━━━━━ Given records ━━━━━

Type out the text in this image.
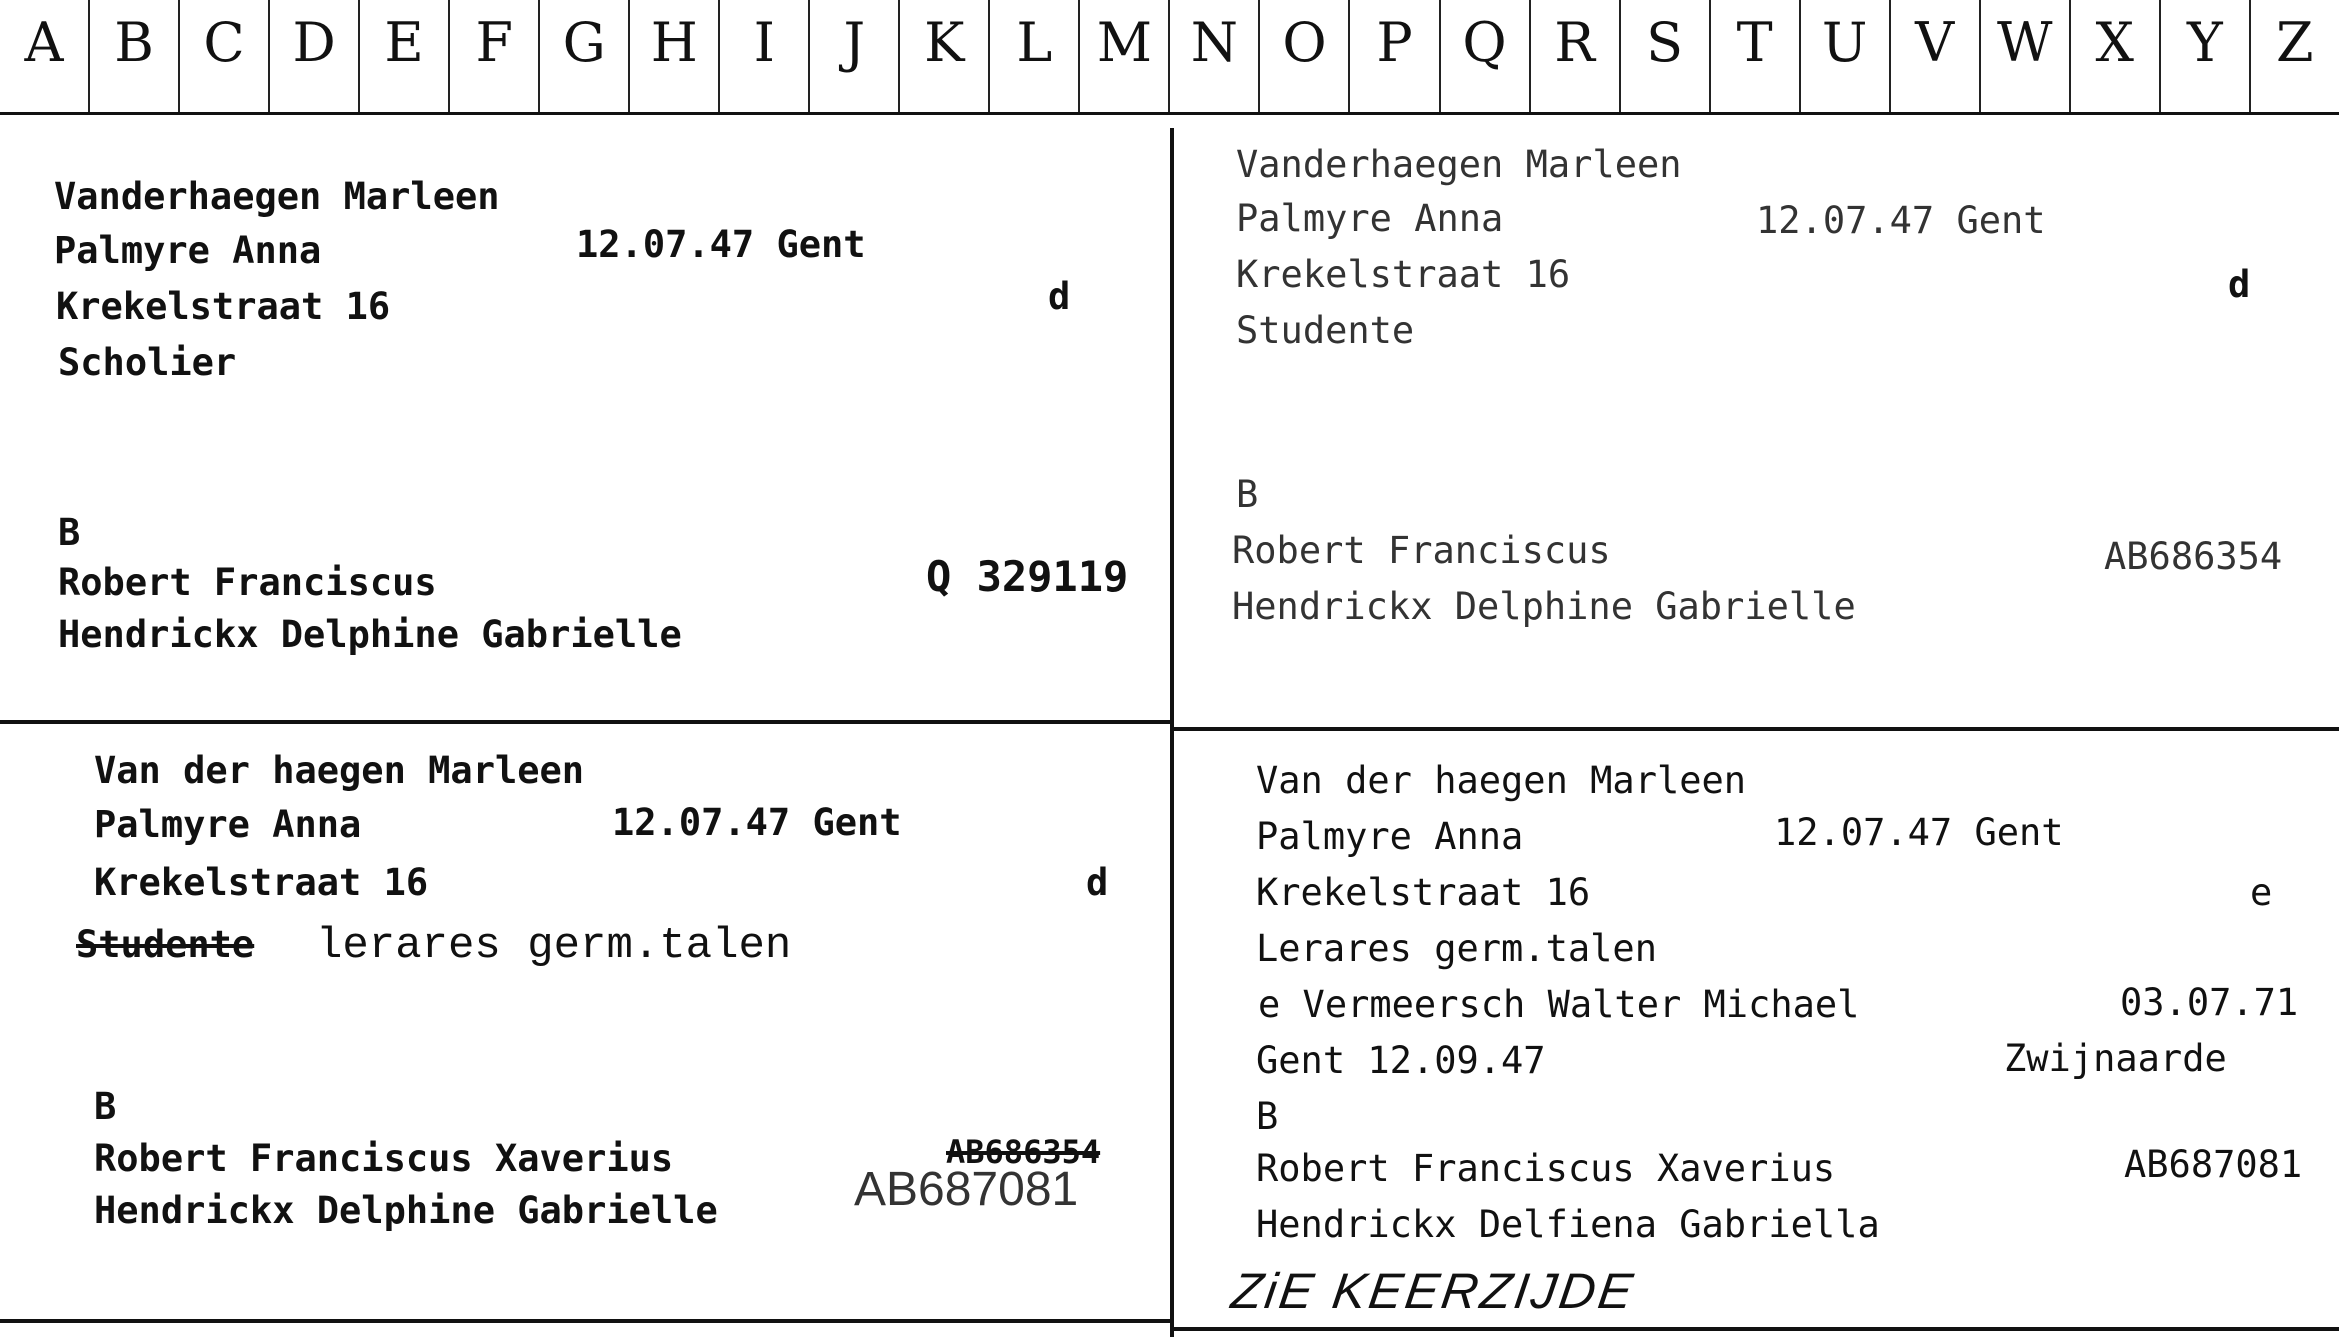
A B C D E F G H	I	J	K L M N O P Q R S T U V W X Y Z
Vanderhaegen Marleen
Palmyre Anna	12.07.47 Gent
Krekelstraat 16	d
Scholier
B
Robert Franciscus	Q 329119
Hendrickx Delphine Gabrielle
Vanderhaegen Marleen
Palmyre Anna	12.07.47 Gent
Krekelstraat 16	d
Studente
B
Robert Franciscus	AB686354
Hendrickx Delphine Gabrielle
Van der haegen Marleen
Palmyre Anna	12.07.47 Gent
Krekelstraat 16	d
Studente lerares germ.talen
B
Robert Franciscus Xaverius	AB686354
AB687081
Hendrickx Delphine Gabrielle
Van der haegen Marleen
Palmyre Anna	12.07.47 Gent
Krekelstraat 16	e
Lerares germ.talen
e Vermeersch Walter Michael	03.07.71
Gent 12.09.47	Zwijnaarde
B
Robert Franciscus Xaverius	AB687081
Hendrickx Delfiena Gabriella
ZiE KEERZIJDE
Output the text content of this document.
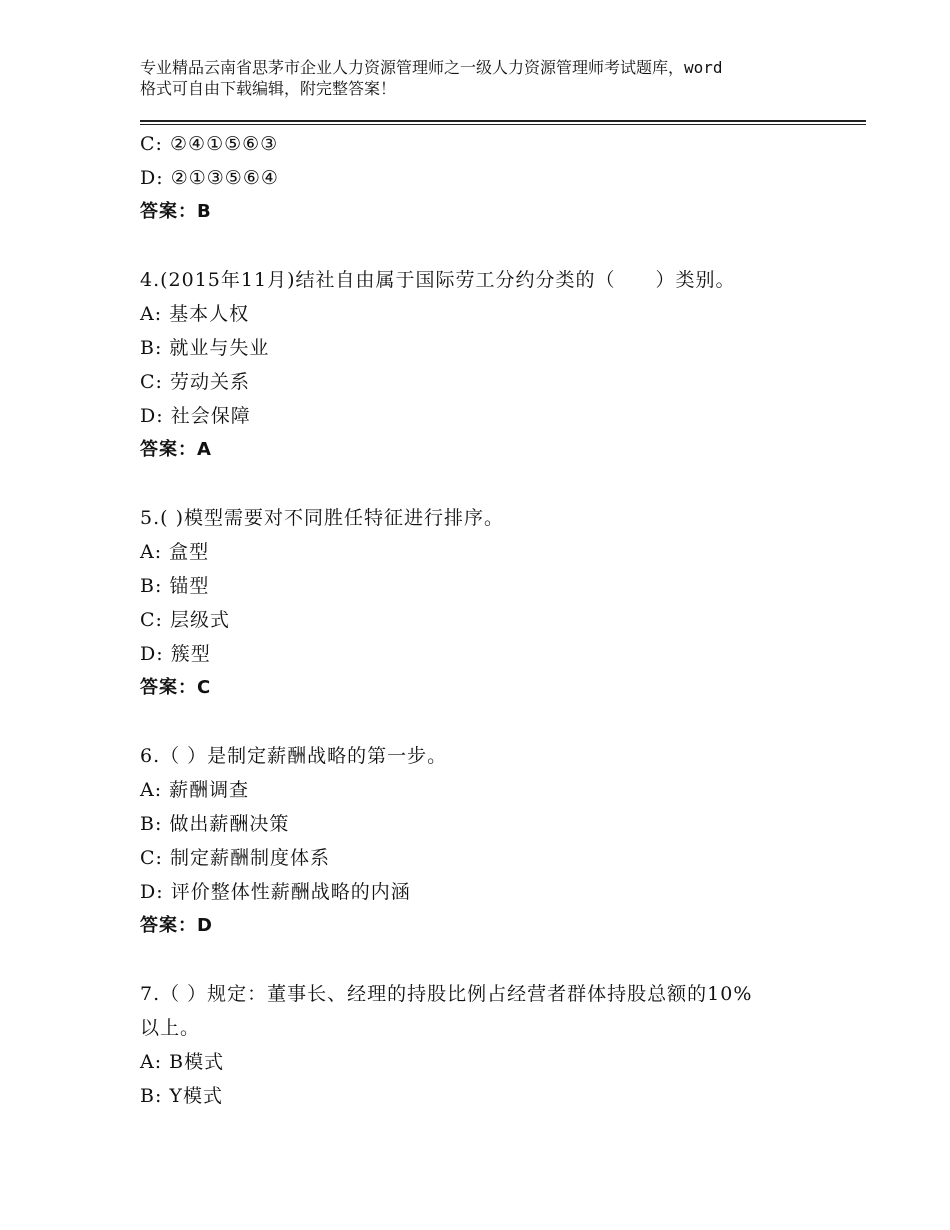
专业精品云南省思茅市企业人力资源管理师之一级人力资源管理师考试题库，word
格式可自由下载编辑，附完整答案！
C: ②④①⑤⑥③
D: ②①③⑤⑥④
答案：B
4.(2015年11月)结社自由属于国际劳工分约分类的（　　）类别。
A: 基本人权
B: 就业与失业
C: 劳动关系
D: 社会保障
答案：A
5.( )模型需要对不同胜任特征进行排序。
A: 盒型
B: 锚型
C: 层级式
D: 簇型
答案：C
6.（ ）是制定薪酬战略的第一步。
A: 薪酬调查
B: 做出薪酬决策
C: 制定薪酬制度体系
D: 评价整体性薪酬战略的内涵
答案：D
7.（ ）规定：董事长、经理的持股比例占经营者群体持股总额的10%
以上。
A: B模式
B: Y模式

━━━━━

__The problem__
Write the listing above out again exactly, dropping each image.

__In response__
Type out the text in this image.
A B C D E F G H	I	J	K L M N O P Q R S T U V W X Y Z
Vanderhaegen Marleen
Palmyre Anna	12.07.47 Gent
Krekelstraat 16	d
Scholier
B
Robert Franciscus	Q 329119
Hendrickx Delphine Gabrielle
Vanderhaegen Marleen
Palmyre Anna	12.07.47 Gent
Krekelstraat 16	d
Studente
B
Robert Franciscus	AB686354
Hendrickx Delphine Gabrielle
Van der haegen Marleen
Palmyre Anna	12.07.47 Gent
Krekelstraat 16	d
Studente lerares germ.talen
B
Robert Franciscus Xaverius	AB686354
AB687081
Hendrickx Delphine Gabrielle
Van der haegen Marleen
Palmyre Anna	12.07.47 Gent
Krekelstraat 16	e
Lerares germ.talen
e Vermeersch Walter Michael	03.07.71
Gent 12.09.47	Zwijnaarde
B
Robert Franciscus Xaverius	AB687081
Hendrickx Delfiena Gabriella
ZiE KEERZIJDE
Output the text content of this document.
专业精品云南省思茅市企业人力资源管理师之一级人力资源管理师考试题库，word
格式可自由下载编辑，附完整答案！
C: ②④①⑤⑥③
D: ②①③⑤⑥④
答案：B
4.(2015年11月)结社自由属于国际劳工分约分类的（　　）类别。
A: 基本人权
B: 就业与失业
C: 劳动关系
D: 社会保障
答案：A
5.( )模型需要对不同胜任特征进行排序。
A: 盒型
B: 锚型
C: 层级式
D: 簇型
答案：C
6.（ ）是制定薪酬战略的第一步。
A: 薪酬调查
B: 做出薪酬决策
C: 制定薪酬制度体系
D: 评价整体性薪酬战略的内涵
答案：D
7.（ ）规定：董事长、经理的持股比例占经营者群体持股总额的10%
以上。
A: B模式
B: Y模式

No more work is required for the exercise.